## Provided passage
■ ■ ■ ■
TwitterFeed: Yer Doin It Wrong

There are many different uses of Twitter that I find somewhat disturbing and annoying. At the heart of it is the fact that I don’t believe Twitter should be your personal billboard. It’s one thing to be highly active and engaged in the community, but it’s quite another to flood your followers with automated Tweets. One of the primary culprits of this is TwitterFeed. TwitterFeed is a way to pipe an RSS feed directly into Twitter. It checks your feed at an interval that you specify, grabs the newest items, and posts them to Twitter.

I’m quite positive that the person who developed this tool (@mario) did not intend for it to be a problem. I’m sure it was created to add value to the Twitter experience, but mostly it just gets on my nerves. After a heads up from @isthisstupid (her blog is here), I decided to check and see if there were actually some settings that could make Twitterfeed less…uh…evil. No matter how great a tool is, there is usually some training that needs to be done on the part of the user to make sure everything goes as planned.

Now, this is Chewbaca a screenshot of the Twitterfeed settings page for creating a new feed. As you can see here, you have the option to specify how often Twitterfeed is checking to see if there is anything new from your feed. Every hour seems pretty reasonable.

This is the other setting you can change on that same page. Twitterfeed also gives you the option to specify how many updates it will spit out at a time. I think this is where most of us are messing up.

These are the default settings, which means that Twitterfeed will check my feed every hour. If there are 5 new posts at that time, Twitterfeed is going to dump all of them into Twitter. All of them.

Take another look at the pic at the top of this post. Do you think your followers are interested in seeing 5 back-to-back, automated updates from you? What would you think if you saw 5 updates in a row from someone you followed? How about if you and a friend are talking and someone just busts into the conversation and talks nonstop for 5 minutes? I’m quite positive you’d both walk away.

So, in the interest of making yourself more valuable to your followers, check your settings. I would change that 5 to, at most, a 2. What you’re doing here is spreading your content over a longer period of time. This gives your audience a chance to actually digest what you’re posting at a normal pace, rather than seeing a huge set of links and just ignoring it entirely.
■ ■ ■ ■
## Source information
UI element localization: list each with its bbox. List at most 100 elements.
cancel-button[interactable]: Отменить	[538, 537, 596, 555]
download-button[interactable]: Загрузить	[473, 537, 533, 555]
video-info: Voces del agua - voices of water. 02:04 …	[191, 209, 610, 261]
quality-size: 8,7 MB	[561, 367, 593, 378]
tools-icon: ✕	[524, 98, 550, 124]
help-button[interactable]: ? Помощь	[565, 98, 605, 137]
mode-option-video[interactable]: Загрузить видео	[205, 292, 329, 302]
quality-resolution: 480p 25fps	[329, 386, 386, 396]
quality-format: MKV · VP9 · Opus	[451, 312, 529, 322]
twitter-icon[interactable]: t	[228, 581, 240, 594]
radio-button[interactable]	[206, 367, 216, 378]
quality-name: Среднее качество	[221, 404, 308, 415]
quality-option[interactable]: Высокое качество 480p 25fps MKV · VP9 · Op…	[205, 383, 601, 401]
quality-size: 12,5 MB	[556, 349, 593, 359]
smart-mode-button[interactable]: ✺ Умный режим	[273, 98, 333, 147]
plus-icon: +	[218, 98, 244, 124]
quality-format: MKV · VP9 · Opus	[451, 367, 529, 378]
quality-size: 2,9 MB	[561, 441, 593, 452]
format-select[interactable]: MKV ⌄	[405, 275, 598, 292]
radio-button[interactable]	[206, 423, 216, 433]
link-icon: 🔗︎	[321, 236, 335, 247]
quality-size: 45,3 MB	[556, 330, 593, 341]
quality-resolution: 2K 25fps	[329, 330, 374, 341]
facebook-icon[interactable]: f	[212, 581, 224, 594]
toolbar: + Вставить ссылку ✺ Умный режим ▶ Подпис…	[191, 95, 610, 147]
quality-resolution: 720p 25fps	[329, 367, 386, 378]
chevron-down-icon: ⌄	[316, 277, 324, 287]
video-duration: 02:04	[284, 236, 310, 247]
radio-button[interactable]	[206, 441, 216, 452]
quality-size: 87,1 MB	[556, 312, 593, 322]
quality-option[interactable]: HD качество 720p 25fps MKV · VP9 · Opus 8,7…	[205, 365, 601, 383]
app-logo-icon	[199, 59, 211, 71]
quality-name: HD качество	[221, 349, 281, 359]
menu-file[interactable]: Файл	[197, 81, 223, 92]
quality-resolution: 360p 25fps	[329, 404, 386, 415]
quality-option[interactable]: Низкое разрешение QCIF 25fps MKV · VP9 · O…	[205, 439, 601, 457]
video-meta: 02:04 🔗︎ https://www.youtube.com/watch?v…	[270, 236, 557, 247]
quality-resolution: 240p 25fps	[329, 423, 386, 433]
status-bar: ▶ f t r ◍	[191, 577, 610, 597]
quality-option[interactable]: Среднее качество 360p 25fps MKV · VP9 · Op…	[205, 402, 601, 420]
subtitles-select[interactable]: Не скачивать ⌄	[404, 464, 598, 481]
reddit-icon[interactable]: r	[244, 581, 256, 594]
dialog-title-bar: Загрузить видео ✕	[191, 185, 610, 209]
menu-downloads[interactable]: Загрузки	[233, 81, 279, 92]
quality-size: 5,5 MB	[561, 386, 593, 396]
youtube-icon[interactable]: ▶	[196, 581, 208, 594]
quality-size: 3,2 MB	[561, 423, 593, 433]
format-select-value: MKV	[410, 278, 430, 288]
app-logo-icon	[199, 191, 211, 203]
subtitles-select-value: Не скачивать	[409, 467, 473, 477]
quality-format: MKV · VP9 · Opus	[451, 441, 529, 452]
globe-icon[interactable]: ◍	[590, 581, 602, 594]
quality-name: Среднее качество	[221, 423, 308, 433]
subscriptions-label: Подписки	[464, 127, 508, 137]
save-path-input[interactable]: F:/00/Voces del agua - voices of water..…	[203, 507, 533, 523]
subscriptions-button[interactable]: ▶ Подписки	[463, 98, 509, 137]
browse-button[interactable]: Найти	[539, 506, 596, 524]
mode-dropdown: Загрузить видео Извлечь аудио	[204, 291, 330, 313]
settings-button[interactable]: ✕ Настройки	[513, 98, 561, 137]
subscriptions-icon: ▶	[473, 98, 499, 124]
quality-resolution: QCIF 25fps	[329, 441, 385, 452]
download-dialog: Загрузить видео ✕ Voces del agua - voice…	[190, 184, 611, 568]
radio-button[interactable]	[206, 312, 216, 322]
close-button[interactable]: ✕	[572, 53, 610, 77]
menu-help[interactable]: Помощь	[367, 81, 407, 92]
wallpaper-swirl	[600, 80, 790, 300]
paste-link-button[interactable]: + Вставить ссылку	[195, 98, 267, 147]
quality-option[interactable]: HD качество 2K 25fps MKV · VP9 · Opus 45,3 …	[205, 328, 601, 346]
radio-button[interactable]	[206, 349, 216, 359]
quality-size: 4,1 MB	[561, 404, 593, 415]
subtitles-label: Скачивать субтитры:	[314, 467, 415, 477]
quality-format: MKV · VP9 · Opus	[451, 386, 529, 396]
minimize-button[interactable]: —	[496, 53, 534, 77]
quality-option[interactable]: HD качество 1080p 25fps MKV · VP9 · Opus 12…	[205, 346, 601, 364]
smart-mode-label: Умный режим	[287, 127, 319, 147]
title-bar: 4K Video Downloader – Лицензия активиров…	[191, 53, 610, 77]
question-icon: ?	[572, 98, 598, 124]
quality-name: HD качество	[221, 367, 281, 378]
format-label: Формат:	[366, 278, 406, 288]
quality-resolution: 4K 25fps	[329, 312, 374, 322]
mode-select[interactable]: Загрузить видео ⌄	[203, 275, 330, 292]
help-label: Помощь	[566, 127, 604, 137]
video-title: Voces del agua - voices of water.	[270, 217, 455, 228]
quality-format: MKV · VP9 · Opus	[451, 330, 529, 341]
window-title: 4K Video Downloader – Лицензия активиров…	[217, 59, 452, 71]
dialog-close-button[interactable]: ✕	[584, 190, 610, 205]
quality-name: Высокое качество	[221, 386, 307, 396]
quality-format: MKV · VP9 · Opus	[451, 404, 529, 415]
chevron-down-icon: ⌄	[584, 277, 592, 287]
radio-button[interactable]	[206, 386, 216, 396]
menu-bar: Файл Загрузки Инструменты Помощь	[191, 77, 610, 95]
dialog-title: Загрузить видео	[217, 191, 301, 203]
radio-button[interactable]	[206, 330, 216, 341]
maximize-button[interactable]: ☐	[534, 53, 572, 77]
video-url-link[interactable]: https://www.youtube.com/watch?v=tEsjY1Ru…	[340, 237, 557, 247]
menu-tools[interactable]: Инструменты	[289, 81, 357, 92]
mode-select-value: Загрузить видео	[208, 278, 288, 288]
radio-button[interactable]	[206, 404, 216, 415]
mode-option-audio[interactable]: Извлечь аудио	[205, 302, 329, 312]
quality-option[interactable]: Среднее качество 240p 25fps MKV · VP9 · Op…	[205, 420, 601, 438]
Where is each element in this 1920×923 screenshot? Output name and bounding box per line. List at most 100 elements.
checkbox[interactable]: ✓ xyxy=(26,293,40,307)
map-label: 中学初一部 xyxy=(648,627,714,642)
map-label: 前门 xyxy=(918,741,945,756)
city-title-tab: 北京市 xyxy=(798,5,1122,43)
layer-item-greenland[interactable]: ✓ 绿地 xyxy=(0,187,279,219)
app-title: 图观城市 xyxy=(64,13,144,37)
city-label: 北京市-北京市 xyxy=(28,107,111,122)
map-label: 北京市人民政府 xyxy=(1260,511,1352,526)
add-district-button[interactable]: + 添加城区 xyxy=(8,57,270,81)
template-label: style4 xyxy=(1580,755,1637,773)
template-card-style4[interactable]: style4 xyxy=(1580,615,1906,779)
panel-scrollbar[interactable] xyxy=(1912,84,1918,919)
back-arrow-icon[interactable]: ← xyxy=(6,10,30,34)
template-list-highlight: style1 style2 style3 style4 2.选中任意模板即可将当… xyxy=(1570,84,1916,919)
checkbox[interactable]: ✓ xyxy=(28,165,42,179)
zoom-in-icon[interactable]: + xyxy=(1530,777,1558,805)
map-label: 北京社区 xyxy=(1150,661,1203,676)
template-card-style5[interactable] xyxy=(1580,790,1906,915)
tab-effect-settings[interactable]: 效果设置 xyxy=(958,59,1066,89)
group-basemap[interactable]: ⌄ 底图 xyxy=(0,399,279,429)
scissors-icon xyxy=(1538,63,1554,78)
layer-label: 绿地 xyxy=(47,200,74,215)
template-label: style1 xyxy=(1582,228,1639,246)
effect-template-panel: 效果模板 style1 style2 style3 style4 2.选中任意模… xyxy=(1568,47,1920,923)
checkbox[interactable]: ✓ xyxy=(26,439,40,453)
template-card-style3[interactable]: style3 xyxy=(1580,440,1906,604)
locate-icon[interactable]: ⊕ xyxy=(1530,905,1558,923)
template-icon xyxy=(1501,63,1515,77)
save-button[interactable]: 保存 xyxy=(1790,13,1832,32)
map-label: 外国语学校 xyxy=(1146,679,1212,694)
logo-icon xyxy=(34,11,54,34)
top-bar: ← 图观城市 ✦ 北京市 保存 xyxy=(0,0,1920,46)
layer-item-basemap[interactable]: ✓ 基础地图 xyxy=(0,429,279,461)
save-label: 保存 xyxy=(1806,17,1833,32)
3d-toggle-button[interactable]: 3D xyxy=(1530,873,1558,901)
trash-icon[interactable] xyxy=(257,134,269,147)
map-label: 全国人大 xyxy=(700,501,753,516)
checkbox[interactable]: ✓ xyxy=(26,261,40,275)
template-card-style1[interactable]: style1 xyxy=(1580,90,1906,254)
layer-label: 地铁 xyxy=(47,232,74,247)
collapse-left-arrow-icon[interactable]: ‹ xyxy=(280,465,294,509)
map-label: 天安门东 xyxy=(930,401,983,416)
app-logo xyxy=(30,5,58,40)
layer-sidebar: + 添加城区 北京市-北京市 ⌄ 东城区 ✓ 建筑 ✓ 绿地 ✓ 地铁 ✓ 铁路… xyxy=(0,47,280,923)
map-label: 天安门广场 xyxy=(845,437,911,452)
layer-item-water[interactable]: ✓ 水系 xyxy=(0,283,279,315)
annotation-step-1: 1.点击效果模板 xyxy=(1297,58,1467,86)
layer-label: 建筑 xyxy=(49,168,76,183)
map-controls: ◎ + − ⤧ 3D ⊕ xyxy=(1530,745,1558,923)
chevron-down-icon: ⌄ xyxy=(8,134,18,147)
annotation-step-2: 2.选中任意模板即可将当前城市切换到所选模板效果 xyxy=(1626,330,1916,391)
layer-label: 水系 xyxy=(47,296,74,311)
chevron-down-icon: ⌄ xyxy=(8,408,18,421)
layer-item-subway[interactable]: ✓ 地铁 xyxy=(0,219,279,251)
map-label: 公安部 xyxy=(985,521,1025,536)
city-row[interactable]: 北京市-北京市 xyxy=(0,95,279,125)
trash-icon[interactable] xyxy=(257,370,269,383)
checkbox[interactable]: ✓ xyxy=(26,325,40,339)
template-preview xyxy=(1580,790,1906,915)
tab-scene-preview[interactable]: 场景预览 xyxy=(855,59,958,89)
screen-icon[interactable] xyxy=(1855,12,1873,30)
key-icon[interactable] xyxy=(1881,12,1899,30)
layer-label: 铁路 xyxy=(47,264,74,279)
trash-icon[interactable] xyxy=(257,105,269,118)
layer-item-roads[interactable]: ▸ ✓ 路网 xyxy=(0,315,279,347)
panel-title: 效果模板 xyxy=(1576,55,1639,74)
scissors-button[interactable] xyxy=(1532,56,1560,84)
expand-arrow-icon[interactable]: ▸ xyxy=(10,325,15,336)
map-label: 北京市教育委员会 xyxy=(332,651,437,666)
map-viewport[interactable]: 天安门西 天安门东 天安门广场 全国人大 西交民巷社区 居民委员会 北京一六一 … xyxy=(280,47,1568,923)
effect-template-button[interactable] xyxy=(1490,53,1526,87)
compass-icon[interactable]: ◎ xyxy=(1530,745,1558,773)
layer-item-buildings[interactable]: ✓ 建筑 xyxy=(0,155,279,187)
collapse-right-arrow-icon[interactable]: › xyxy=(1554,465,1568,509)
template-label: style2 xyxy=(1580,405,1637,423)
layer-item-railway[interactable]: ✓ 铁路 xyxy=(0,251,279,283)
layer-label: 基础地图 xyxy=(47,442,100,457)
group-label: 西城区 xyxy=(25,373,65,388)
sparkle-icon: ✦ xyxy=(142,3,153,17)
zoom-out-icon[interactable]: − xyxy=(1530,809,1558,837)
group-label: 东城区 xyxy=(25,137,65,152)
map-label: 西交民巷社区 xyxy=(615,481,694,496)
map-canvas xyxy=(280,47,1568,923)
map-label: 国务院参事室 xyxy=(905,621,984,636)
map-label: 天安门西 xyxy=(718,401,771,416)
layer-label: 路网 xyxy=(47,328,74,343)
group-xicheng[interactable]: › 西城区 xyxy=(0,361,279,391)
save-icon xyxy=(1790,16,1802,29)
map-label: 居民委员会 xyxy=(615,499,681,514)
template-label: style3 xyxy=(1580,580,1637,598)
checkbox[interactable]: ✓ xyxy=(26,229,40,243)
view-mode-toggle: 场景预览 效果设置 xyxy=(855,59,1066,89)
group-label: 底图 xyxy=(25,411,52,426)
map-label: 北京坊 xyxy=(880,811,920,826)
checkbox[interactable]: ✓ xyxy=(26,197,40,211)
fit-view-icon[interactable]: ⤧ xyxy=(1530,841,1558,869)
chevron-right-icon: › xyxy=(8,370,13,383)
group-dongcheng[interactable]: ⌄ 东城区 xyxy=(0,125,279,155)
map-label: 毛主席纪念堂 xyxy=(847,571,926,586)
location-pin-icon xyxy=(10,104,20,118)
■ ■ ■ ■
From the TwitterFeed post, copy word for word the portion starting at "This is the" and ending at "are messing up.".

## Result
This is the other setting you can change on that same page. Twitterfeed also gives you the option to specify how many updates it will spit out at a time. I think this is where most of us are messing up.